Given task: Pick out all lines in the listing holding the string "羊妈妈说" and copy them.

Entries provided:
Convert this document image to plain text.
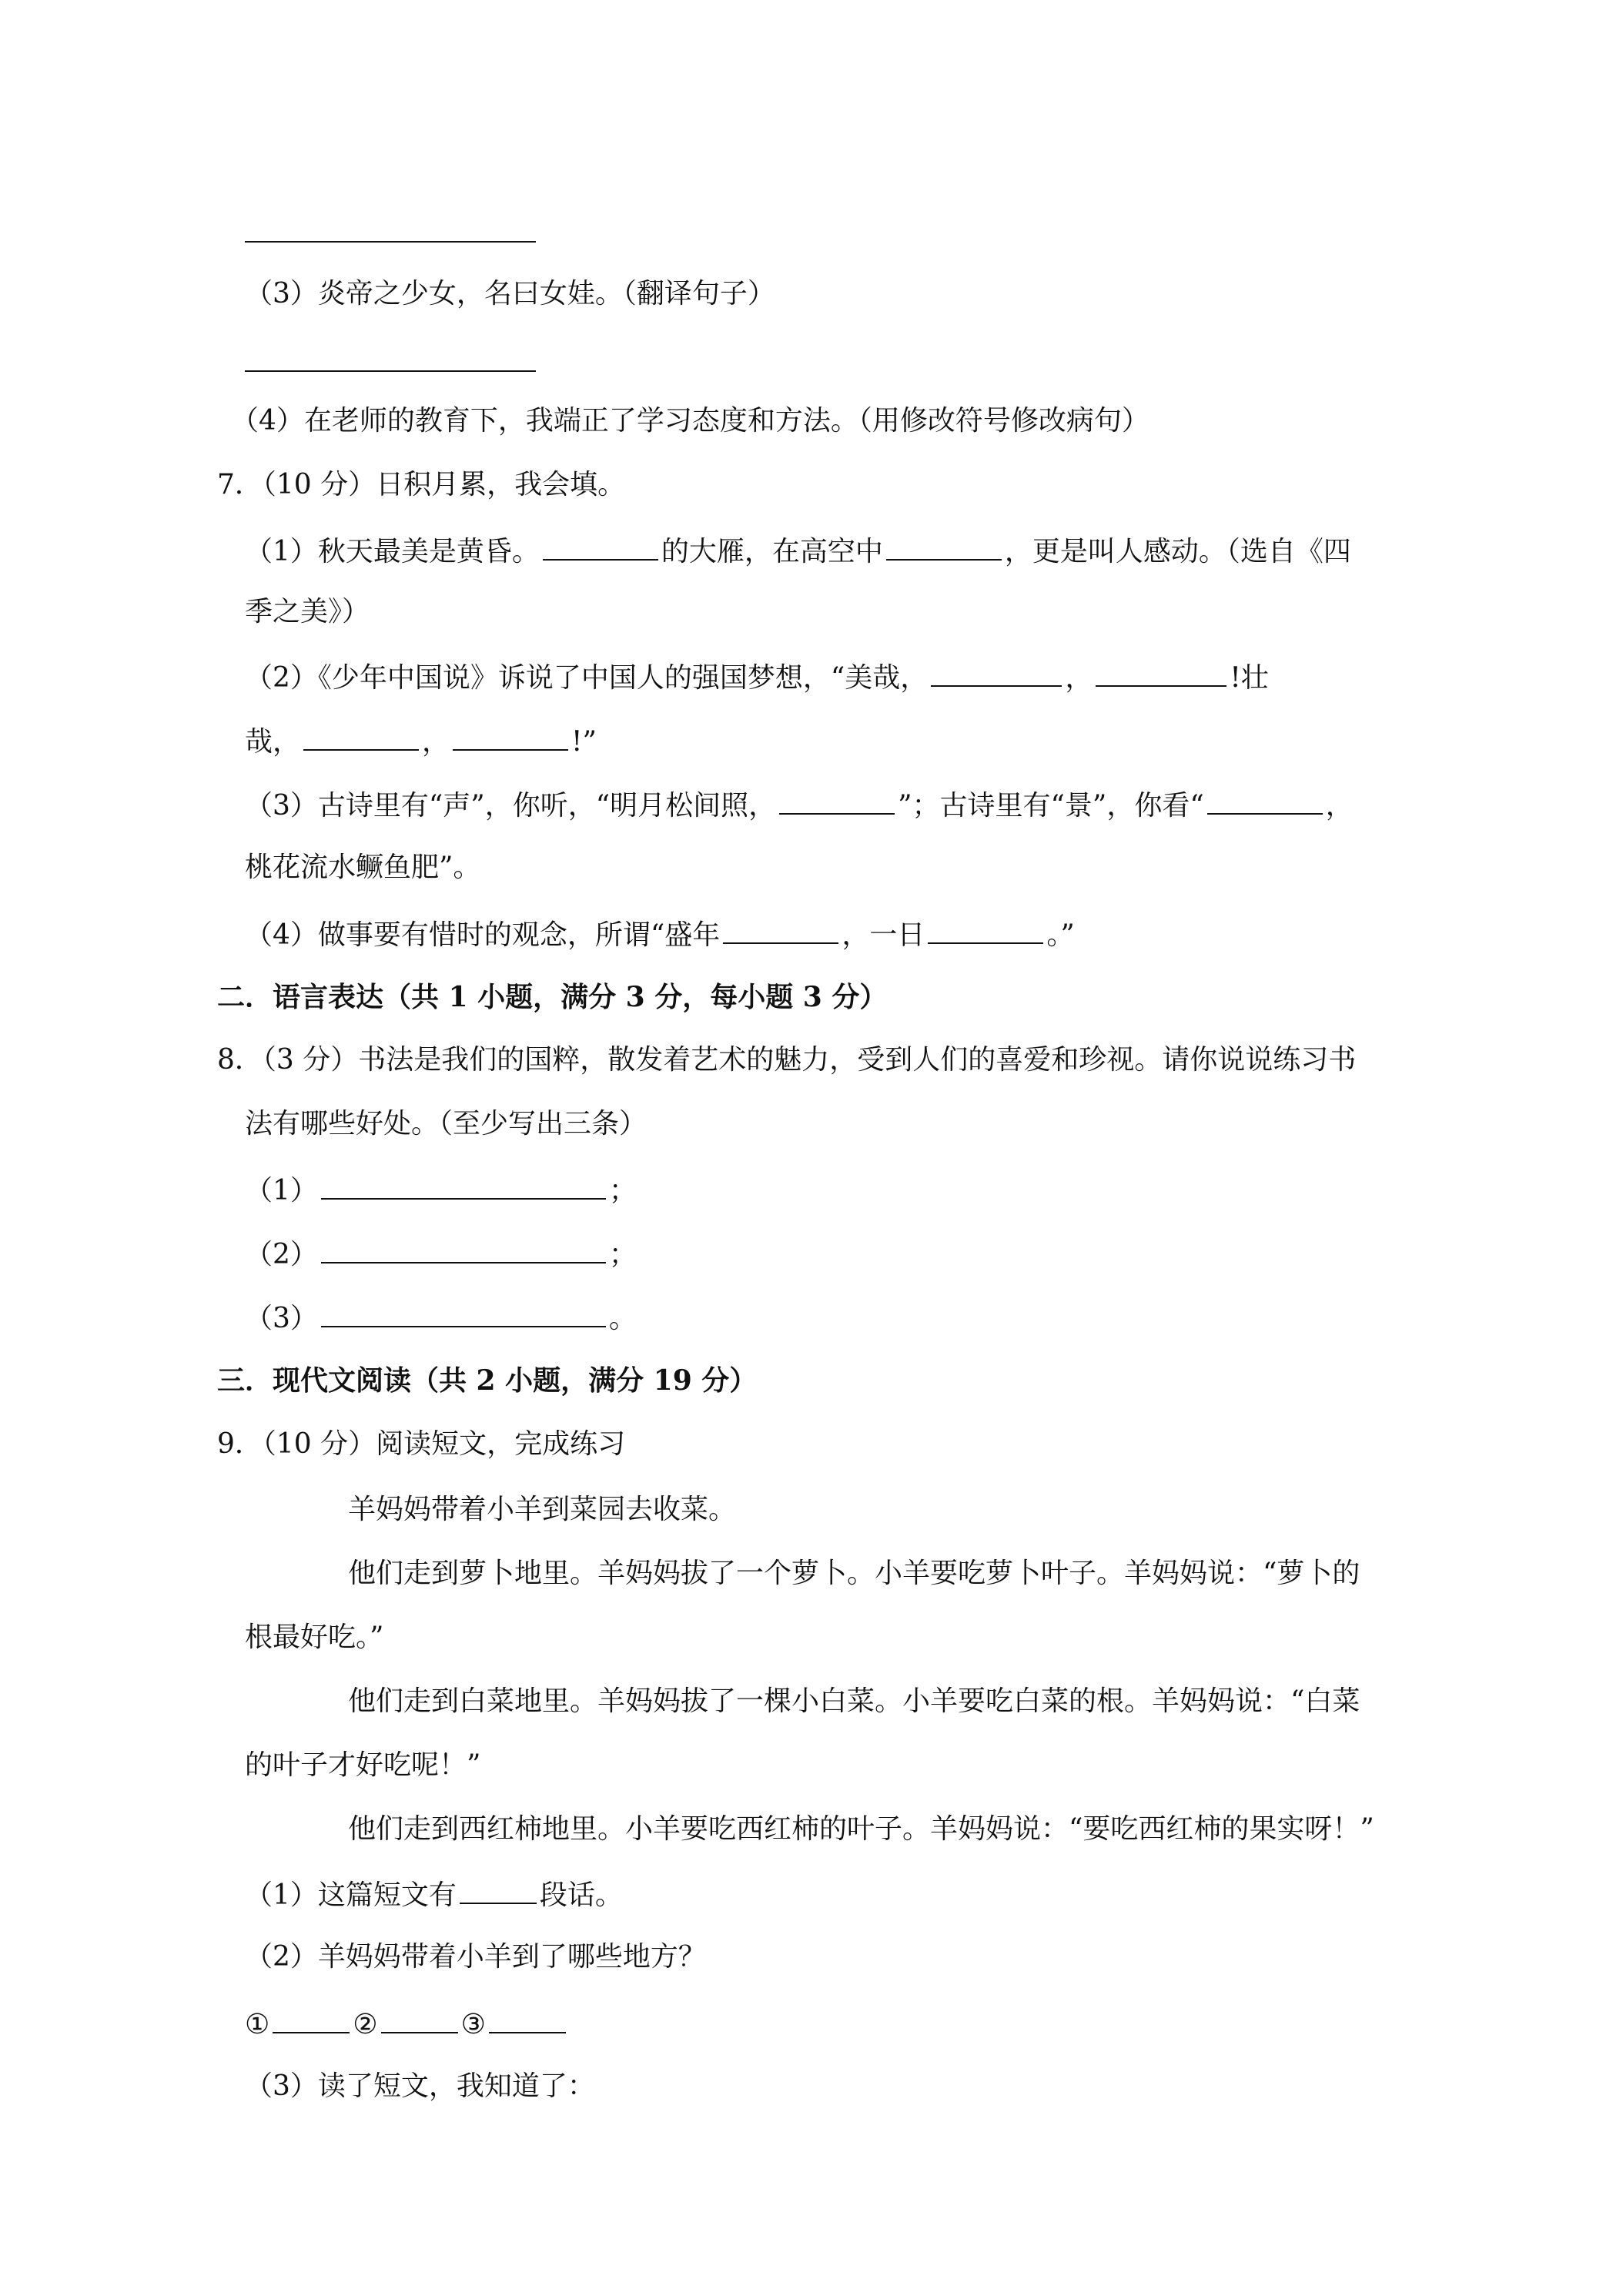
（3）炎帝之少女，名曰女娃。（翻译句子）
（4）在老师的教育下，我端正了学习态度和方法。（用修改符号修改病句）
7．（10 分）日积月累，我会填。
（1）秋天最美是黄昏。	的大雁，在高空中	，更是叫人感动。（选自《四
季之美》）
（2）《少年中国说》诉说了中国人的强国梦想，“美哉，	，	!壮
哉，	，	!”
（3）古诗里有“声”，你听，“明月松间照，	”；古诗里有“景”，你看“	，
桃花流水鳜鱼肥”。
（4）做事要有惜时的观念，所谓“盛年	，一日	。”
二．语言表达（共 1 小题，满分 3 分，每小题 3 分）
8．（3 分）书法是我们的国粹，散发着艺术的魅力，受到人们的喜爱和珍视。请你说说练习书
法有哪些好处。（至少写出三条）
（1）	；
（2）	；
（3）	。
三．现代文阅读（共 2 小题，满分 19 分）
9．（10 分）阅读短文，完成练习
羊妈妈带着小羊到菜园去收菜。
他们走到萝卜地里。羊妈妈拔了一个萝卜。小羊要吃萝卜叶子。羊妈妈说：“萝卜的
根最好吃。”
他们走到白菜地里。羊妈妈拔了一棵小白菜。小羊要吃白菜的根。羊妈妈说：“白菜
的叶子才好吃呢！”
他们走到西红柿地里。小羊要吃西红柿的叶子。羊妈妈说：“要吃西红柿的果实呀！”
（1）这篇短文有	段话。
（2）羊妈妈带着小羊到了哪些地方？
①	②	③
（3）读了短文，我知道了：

Full output:
他们走到萝卜地里。羊妈妈拔了一个萝卜。小羊要吃萝卜叶子。羊妈妈说：“萝卜的
他们走到白菜地里。羊妈妈拔了一棵小白菜。小羊要吃白菜的根。羊妈妈说：“白菜
他们走到西红柿地里。小羊要吃西红柿的叶子。羊妈妈说：“要吃西红柿的果实呀！”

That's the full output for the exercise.